# start of Data for the task
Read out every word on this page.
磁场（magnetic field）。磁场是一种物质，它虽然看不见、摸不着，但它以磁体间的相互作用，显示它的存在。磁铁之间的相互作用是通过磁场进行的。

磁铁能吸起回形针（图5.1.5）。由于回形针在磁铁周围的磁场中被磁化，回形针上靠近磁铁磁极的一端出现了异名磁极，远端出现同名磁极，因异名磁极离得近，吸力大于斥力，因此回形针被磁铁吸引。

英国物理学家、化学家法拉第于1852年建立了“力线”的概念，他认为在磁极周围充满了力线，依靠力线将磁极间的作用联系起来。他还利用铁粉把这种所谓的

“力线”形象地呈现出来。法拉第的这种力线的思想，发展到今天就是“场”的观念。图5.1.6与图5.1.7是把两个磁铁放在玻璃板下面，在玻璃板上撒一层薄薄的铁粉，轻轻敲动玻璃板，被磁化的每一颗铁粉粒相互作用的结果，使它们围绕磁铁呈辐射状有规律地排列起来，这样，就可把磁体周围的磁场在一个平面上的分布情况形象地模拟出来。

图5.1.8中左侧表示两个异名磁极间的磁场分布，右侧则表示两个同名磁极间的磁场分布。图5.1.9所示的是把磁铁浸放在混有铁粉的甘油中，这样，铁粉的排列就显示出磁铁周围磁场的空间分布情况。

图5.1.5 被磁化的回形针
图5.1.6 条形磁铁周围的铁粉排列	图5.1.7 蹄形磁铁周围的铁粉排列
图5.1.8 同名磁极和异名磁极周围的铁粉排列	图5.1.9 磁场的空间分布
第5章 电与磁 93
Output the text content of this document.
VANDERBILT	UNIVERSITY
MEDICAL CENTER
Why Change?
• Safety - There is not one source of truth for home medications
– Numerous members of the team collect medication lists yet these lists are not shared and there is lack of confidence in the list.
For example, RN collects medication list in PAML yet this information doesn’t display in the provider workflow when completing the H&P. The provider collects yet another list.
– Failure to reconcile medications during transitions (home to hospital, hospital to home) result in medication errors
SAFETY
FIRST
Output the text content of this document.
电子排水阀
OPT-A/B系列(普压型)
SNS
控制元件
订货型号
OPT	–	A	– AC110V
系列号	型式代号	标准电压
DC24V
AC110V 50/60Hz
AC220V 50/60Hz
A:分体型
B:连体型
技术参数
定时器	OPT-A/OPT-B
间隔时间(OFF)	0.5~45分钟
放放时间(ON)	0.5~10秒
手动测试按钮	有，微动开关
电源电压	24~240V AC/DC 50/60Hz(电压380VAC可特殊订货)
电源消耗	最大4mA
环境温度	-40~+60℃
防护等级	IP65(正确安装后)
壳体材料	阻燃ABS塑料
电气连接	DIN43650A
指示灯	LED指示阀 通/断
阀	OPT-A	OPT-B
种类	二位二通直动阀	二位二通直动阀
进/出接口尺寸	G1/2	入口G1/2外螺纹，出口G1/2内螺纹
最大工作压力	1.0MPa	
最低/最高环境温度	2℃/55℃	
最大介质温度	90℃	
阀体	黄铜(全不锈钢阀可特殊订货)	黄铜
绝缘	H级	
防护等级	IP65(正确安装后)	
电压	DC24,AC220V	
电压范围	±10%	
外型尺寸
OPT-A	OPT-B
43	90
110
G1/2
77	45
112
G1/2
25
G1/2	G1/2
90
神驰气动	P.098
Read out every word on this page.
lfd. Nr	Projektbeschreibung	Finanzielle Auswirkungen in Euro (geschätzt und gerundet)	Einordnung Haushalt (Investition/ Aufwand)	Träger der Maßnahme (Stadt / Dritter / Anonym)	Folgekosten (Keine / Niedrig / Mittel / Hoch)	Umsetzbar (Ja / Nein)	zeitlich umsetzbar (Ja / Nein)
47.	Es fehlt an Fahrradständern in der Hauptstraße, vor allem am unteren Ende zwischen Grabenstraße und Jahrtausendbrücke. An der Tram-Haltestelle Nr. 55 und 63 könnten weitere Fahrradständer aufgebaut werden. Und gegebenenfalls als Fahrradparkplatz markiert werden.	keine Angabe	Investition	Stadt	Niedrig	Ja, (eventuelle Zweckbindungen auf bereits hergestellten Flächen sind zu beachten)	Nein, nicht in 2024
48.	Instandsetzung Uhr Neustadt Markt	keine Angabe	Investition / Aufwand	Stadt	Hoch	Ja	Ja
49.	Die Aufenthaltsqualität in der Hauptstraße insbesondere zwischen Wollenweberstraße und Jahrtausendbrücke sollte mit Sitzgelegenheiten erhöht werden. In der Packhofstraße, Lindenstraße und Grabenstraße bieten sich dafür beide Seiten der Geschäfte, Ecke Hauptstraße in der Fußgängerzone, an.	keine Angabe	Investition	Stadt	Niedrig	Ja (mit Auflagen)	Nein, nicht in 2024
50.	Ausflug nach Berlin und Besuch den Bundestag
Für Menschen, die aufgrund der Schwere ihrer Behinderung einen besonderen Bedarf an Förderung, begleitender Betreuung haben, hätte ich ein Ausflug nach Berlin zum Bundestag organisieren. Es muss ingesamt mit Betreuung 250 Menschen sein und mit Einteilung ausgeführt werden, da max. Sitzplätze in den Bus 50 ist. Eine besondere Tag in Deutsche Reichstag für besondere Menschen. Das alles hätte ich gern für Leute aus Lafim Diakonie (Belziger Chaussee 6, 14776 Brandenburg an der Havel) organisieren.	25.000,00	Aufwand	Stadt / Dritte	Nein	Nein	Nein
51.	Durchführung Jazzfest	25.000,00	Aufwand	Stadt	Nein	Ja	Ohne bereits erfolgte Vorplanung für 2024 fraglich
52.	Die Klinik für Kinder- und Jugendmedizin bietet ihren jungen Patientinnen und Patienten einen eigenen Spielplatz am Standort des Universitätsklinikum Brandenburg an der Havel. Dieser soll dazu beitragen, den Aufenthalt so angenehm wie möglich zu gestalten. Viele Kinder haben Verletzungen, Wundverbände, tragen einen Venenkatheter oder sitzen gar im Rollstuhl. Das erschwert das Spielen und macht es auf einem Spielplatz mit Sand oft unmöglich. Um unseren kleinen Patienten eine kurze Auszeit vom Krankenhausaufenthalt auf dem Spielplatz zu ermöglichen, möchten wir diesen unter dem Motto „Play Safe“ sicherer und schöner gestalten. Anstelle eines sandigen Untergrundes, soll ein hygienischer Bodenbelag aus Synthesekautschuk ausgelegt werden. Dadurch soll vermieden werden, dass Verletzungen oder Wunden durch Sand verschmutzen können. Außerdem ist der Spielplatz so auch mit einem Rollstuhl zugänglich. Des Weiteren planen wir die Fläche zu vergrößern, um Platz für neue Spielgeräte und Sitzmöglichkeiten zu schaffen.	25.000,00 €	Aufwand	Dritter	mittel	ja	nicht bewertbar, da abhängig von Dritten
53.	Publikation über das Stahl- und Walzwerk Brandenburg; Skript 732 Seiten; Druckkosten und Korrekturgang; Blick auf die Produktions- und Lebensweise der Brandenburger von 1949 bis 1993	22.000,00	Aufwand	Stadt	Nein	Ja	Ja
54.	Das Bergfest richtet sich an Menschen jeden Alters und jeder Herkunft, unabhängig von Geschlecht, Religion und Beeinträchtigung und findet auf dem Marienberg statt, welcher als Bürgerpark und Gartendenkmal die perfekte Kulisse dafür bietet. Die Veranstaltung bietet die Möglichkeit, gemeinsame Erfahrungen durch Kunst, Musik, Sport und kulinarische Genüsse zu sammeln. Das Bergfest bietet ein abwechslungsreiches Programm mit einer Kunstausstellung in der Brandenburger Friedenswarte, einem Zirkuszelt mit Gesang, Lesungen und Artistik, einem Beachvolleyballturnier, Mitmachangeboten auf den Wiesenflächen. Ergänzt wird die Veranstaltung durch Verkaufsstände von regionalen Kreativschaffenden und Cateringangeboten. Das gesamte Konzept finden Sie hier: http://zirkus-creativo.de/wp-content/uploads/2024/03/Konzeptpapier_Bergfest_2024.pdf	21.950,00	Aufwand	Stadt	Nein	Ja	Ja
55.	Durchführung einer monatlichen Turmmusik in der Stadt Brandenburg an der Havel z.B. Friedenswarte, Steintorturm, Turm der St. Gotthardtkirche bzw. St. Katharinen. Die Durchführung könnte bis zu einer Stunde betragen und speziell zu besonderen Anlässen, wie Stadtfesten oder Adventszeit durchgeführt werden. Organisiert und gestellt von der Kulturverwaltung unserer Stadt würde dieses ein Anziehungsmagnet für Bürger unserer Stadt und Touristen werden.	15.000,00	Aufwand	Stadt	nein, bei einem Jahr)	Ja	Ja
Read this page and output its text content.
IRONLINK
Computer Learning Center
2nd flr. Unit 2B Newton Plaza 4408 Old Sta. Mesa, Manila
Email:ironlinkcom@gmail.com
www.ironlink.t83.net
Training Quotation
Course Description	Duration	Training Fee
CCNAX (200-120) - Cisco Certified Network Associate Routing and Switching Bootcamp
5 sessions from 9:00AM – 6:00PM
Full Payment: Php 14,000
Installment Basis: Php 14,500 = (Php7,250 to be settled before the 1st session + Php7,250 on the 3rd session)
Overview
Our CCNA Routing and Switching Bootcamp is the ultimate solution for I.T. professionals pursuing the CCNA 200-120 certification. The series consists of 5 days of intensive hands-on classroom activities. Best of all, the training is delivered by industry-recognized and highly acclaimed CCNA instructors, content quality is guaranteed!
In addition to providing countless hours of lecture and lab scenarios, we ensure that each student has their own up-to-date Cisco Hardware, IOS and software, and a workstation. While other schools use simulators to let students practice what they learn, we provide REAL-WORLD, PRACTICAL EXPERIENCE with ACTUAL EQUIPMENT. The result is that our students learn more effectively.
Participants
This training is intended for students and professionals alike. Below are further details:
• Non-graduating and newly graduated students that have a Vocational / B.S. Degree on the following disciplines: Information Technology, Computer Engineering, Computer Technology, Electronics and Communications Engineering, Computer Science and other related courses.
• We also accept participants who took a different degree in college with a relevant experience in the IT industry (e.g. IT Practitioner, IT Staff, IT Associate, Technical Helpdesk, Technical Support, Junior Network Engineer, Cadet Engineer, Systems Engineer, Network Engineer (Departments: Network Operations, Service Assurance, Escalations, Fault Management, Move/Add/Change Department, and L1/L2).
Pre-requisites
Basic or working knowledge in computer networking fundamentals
# end of Data for the task
» Goal: Search the listing above for the string "Cisco". Copy every line that contains it.

» Result of this task:
CCNAX (200-120) - Cisco Certified Network Associate Routing and Switching Bootcamp
In addition to providing countless hours of lecture and lab scenarios, we ensure that each student has their own up-to-date Cisco Hardware, IOS and software, and a workstation. While other schools use simulators to let students practice what they learn, we provide REAL-WORLD, PRACTICAL EXPERIENCE with ACTUAL EQUIPMENT. The result is that our students learn more effectively.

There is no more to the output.